WHAT IS ASKED. Copy out every line exactly as given.

SUPPLIED MATERIAL.
---*---

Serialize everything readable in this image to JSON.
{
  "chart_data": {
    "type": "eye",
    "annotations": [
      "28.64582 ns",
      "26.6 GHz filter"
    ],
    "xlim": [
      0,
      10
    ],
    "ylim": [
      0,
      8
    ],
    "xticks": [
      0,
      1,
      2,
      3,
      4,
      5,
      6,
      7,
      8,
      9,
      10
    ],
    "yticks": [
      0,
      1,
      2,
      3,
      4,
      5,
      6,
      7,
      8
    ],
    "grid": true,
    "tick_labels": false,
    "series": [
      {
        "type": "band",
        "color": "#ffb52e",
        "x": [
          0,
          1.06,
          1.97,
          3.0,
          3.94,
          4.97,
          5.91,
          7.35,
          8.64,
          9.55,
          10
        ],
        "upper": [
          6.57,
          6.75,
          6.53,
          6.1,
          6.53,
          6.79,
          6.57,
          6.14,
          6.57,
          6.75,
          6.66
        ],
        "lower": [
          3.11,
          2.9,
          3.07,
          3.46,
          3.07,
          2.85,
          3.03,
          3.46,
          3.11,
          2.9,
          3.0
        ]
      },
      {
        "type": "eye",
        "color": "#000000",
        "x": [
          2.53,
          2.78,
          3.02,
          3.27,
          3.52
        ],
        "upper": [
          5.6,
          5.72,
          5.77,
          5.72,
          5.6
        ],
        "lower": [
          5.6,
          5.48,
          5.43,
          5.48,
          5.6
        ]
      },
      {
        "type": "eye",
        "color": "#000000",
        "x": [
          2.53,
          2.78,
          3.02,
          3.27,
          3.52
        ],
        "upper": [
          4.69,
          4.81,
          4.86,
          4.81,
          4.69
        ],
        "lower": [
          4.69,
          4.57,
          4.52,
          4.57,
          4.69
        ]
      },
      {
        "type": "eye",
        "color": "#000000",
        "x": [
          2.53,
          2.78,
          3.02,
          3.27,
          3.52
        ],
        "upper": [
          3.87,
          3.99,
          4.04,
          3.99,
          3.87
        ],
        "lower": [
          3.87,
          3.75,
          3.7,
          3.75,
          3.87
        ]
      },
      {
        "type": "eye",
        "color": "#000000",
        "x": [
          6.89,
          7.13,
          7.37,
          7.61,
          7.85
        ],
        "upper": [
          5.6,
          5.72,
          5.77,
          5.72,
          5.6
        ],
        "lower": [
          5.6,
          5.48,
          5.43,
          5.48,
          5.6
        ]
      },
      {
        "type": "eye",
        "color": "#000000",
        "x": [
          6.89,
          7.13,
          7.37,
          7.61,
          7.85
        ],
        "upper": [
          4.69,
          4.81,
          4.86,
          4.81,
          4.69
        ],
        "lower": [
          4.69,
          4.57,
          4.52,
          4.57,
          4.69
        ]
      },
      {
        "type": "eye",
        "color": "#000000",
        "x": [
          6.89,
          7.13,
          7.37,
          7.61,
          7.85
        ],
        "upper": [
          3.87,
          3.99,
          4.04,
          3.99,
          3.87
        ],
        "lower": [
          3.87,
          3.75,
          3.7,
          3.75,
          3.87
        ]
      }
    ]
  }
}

---*---

FINISHED ANSWER.
Serialize everything readable in this image to JSON.
{
  "chart_data": {
    "type": "eye",
    "annotations": [
      "28.64582 ns",
      "26.6 GHz filter"
    ],
    "xlim": [
      0,
      10
    ],
    "ylim": [
      0,
      8
    ],
    "xticks": [
      0,
      1,
      2,
      3,
      4,
      5,
      6,
      7,
      8,
      9,
      10
    ],
    "yticks": [
      0,
      1,
      2,
      3,
      4,
      5,
      6,
      7,
      8
    ],
    "grid": true,
    "tick_labels": false,
    "series": [
      {
        "type": "band",
        "color": "#ffb52e",
        "x": [
          0,
          1.06,
          1.97,
          3.0,
          3.94,
          4.97,
          5.91,
          7.35,
          8.64,
          9.55,
          10
        ],
        "upper": [
          6.57,
          6.75,
          6.53,
          6.1,
          6.53,
          6.79,
          6.57,
          6.14,
          6.57,
          6.75,
          6.66
        ],
        "lower": [
          3.11,
          2.9,
          3.07,
          3.46,
          3.07,
          2.85,
          3.03,
          3.46,
          3.11,
          2.9,
          3.0
        ]
      },
      {
        "type": "eye",
        "color": "#000000",
        "x": [
          2.53,
          2.78,
          3.02,
          3.27,
          3.52
        ],
        "upper": [
          5.6,
          5.72,
          5.77,
          5.72,
          5.6
        ],
        "lower": [
          5.6,
          5.48,
          5.43,
          5.48,
          5.6
        ]
      },
      {
        "type": "eye",
        "color": "#000000",
        "x": [
          2.53,
          2.78,
          3.02,
          3.27,
          3.52
        ],
        "upper": [
          4.69,
          4.81,
          4.86,
          4.81,
          4.69
        ],
        "lower": [
          4.69,
          4.57,
          4.52,
          4.57,
          4.69
        ]
      },
      {
        "type": "eye",
        "color": "#000000",
        "x": [
          2.53,
          2.78,
          3.02,
          3.27,
          3.52
        ],
        "upper": [
          3.87,
          3.99,
          4.04,
          3.99,
          3.87
        ],
        "lower": [
          3.87,
          3.75,
          3.7,
          3.75,
          3.87
        ]
      },
      {
        "type": "eye",
        "color": "#000000",
        "x": [
          6.89,
          7.13,
          7.37,
          7.61,
          7.85
        ],
        "upper": [
          5.6,
          5.72,
          5.77,
          5.72,
          5.6
        ],
        "lower": [
          5.6,
          5.48,
          5.43,
          5.48,
          5.6
        ]
      },
      {
        "type": "eye",
        "color": "#000000",
        "x": [
          6.89,
          7.13,
          7.37,
          7.61,
          7.85
        ],
        "upper": [
          4.69,
          4.81,
          4.86,
          4.81,
          4.69
        ],
        "lower": [
          4.69,
          4.57,
          4.52,
          4.57,
          4.69
        ]
      },
      {
        "type": "eye",
        "color": "#000000",
        "x": [
          6.89,
          7.13,
          7.37,
          7.61,
          7.85
        ],
        "upper": [
          3.87,
          3.99,
          4.04,
          3.99,
          3.87
        ],
        "lower": [
          3.87,
          3.75,
          3.7,
          3.75,
          3.87
        ]
      }
    ]
  }
}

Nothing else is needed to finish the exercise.